Layout records

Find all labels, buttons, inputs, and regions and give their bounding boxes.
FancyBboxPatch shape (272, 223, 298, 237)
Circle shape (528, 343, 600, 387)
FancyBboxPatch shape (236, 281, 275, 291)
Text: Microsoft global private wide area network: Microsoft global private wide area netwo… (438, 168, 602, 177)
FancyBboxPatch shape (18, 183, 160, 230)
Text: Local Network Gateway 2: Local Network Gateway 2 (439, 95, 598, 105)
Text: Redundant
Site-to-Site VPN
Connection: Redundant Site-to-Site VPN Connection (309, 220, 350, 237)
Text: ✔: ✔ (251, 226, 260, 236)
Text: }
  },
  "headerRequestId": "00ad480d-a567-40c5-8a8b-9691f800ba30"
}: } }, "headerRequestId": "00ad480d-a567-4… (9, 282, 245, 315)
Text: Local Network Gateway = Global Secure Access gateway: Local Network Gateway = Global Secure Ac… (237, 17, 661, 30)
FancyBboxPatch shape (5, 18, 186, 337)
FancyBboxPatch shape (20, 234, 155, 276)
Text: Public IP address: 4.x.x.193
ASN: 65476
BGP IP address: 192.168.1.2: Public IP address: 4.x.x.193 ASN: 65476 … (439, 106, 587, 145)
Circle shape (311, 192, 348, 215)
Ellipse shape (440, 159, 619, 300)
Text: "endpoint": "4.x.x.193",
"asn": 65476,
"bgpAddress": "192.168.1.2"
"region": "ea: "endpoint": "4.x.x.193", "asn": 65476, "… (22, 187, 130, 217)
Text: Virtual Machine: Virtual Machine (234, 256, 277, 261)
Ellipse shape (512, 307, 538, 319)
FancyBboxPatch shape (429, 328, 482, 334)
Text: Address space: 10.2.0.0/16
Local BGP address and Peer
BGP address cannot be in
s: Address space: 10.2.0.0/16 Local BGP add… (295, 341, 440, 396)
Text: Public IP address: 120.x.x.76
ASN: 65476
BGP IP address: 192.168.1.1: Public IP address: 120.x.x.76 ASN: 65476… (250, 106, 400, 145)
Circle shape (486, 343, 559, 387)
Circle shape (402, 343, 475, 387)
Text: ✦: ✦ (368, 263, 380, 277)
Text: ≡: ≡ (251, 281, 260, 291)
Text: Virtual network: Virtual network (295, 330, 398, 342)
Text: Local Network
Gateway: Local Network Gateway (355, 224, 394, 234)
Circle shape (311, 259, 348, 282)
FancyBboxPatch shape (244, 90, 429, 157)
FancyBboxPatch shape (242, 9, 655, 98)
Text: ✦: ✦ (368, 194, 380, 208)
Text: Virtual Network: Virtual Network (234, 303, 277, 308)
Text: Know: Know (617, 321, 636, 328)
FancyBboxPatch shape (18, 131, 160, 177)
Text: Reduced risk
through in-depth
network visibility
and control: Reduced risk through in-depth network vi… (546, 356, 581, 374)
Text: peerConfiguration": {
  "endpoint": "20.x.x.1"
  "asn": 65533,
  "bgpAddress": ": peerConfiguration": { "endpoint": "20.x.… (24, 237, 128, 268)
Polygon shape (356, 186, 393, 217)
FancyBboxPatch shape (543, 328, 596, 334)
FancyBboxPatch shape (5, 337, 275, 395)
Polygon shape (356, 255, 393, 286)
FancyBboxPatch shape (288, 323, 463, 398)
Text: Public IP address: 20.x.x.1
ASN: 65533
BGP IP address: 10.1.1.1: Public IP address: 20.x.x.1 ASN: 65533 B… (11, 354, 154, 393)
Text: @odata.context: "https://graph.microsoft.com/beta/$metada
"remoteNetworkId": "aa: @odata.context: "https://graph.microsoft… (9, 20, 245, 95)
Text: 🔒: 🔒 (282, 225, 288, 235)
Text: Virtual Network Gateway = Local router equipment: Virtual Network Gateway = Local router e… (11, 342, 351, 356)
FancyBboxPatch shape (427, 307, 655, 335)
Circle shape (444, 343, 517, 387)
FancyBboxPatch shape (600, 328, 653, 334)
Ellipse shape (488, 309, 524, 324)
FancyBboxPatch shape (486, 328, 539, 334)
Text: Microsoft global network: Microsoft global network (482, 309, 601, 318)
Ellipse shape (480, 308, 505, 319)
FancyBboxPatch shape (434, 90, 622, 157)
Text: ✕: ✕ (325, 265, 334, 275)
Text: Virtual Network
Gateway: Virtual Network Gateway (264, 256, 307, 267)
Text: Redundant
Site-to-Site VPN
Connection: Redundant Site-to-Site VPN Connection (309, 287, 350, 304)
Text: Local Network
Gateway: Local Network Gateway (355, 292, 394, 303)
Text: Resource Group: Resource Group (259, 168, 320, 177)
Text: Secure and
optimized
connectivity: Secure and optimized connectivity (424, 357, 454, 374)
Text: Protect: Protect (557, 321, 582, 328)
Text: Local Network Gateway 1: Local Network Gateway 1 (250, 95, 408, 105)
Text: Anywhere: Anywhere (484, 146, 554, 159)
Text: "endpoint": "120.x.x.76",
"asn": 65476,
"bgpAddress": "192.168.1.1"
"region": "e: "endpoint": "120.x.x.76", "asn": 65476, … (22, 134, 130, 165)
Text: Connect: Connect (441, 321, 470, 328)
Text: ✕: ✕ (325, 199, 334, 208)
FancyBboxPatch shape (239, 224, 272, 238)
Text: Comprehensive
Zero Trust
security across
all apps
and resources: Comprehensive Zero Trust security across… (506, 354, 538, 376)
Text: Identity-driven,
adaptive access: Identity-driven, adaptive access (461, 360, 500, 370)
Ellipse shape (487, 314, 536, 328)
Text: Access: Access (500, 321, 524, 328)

Problem description: Write the listing out again with every "Virtual Machine" swapped for "VM", leaving everything else as it is.

Solution below:
Find all labels, buttons, inputs, and regions and give their bounding boxes.
FancyBboxPatch shape (272, 223, 298, 237)
Circle shape (528, 343, 600, 387)
FancyBboxPatch shape (236, 281, 275, 291)
Text: Microsoft global private wide area network: Microsoft global private wide area netwo… (438, 168, 602, 177)
FancyBboxPatch shape (18, 183, 160, 230)
Text: Local Network Gateway 2: Local Network Gateway 2 (439, 95, 598, 105)
Text: Redundant
Site-to-Site VPN
Connection: Redundant Site-to-Site VPN Connection (309, 220, 350, 237)
Text: ✔: ✔ (251, 226, 260, 236)
Text: }
  },
  "headerRequestId": "00ad480d-a567-40c5-8a8b-9691f800ba30"
}: } }, "headerRequestId": "00ad480d-a567-4… (9, 282, 245, 315)
Text: Local Network Gateway = Global Secure Access gateway: Local Network Gateway = Global Secure Ac… (237, 17, 661, 30)
FancyBboxPatch shape (5, 18, 186, 337)
FancyBboxPatch shape (20, 234, 155, 276)
Text: Public IP address: 4.x.x.193
ASN: 65476
BGP IP address: 192.168.1.2: Public IP address: 4.x.x.193 ASN: 65476 … (439, 106, 587, 145)
Circle shape (311, 192, 348, 215)
Ellipse shape (440, 159, 619, 300)
Text: "endpoint": "4.x.x.193",
"asn": 65476,
"bgpAddress": "192.168.1.2"
"region": "ea: "endpoint": "4.x.x.193", "asn": 65476, "… (22, 187, 130, 217)
Text: VM: VM (234, 256, 277, 261)
Ellipse shape (512, 307, 538, 319)
FancyBboxPatch shape (429, 328, 482, 334)
Text: Address space: 10.2.0.0/16
Local BGP address and Peer
BGP address cannot be in
s: Address space: 10.2.0.0/16 Local BGP add… (295, 341, 440, 396)
Text: Public IP address: 120.x.x.76
ASN: 65476
BGP IP address: 192.168.1.1: Public IP address: 120.x.x.76 ASN: 65476… (250, 106, 400, 145)
Circle shape (486, 343, 559, 387)
Circle shape (402, 343, 475, 387)
Text: ✦: ✦ (368, 263, 380, 277)
Text: ≡: ≡ (251, 281, 260, 291)
Text: Virtual network: Virtual network (295, 330, 398, 342)
Text: Local Network
Gateway: Local Network Gateway (355, 224, 394, 234)
Circle shape (311, 259, 348, 282)
FancyBboxPatch shape (244, 90, 429, 157)
FancyBboxPatch shape (242, 9, 655, 98)
Text: ✦: ✦ (368, 194, 380, 208)
Text: Virtual Network: Virtual Network (234, 303, 277, 308)
Text: Know: Know (617, 321, 636, 328)
FancyBboxPatch shape (18, 131, 160, 177)
Text: Reduced risk
through in-depth
network visibility
and control: Reduced risk through in-depth network vi… (546, 356, 581, 374)
Text: peerConfiguration": {
  "endpoint": "20.x.x.1"
  "asn": 65533,
  "bgpAddress": ": peerConfiguration": { "endpoint": "20.x.… (24, 237, 128, 268)
Polygon shape (356, 186, 393, 217)
FancyBboxPatch shape (543, 328, 596, 334)
FancyBboxPatch shape (5, 337, 275, 395)
Polygon shape (356, 255, 393, 286)
FancyBboxPatch shape (288, 323, 463, 398)
Text: Public IP address: 20.x.x.1
ASN: 65533
BGP IP address: 10.1.1.1: Public IP address: 20.x.x.1 ASN: 65533 B… (11, 354, 154, 393)
Text: @odata.context: "https://graph.microsoft.com/beta/$metada
"remoteNetworkId": "aa: @odata.context: "https://graph.microsoft… (9, 20, 245, 95)
Text: 🔒: 🔒 (282, 225, 288, 235)
Text: Virtual Network Gateway = Local router equipment: Virtual Network Gateway = Local router e… (11, 342, 351, 356)
FancyBboxPatch shape (427, 307, 655, 335)
Circle shape (444, 343, 517, 387)
FancyBboxPatch shape (600, 328, 653, 334)
Ellipse shape (488, 309, 524, 324)
FancyBboxPatch shape (486, 328, 539, 334)
Text: Microsoft global network: Microsoft global network (482, 309, 601, 318)
Ellipse shape (480, 308, 505, 319)
FancyBboxPatch shape (434, 90, 622, 157)
Text: ✕: ✕ (325, 265, 334, 275)
Text: Virtual Network
Gateway: Virtual Network Gateway (264, 256, 307, 267)
Text: Redundant
Site-to-Site VPN
Connection: Redundant Site-to-Site VPN Connection (309, 287, 350, 304)
Text: Local Network
Gateway: Local Network Gateway (355, 292, 394, 303)
Text: Resource Group: Resource Group (259, 168, 320, 177)
Text: Secure and
optimized
connectivity: Secure and optimized connectivity (424, 357, 454, 374)
Text: Protect: Protect (557, 321, 582, 328)
Text: Local Network Gateway 1: Local Network Gateway 1 (250, 95, 408, 105)
Text: Anywhere: Anywhere (484, 146, 554, 159)
Text: "endpoint": "120.x.x.76",
"asn": 65476,
"bgpAddress": "192.168.1.1"
"region": "e: "endpoint": "120.x.x.76", "asn": 65476, … (22, 134, 130, 165)
Text: Connect: Connect (441, 321, 470, 328)
Text: ✕: ✕ (325, 199, 334, 208)
FancyBboxPatch shape (239, 224, 272, 238)
Text: Comprehensive
Zero Trust
security across
all apps
and resources: Comprehensive Zero Trust security across… (506, 354, 538, 376)
Text: Identity-driven,
adaptive access: Identity-driven, adaptive access (461, 360, 500, 370)
Ellipse shape (487, 314, 536, 328)
Text: Access: Access (500, 321, 524, 328)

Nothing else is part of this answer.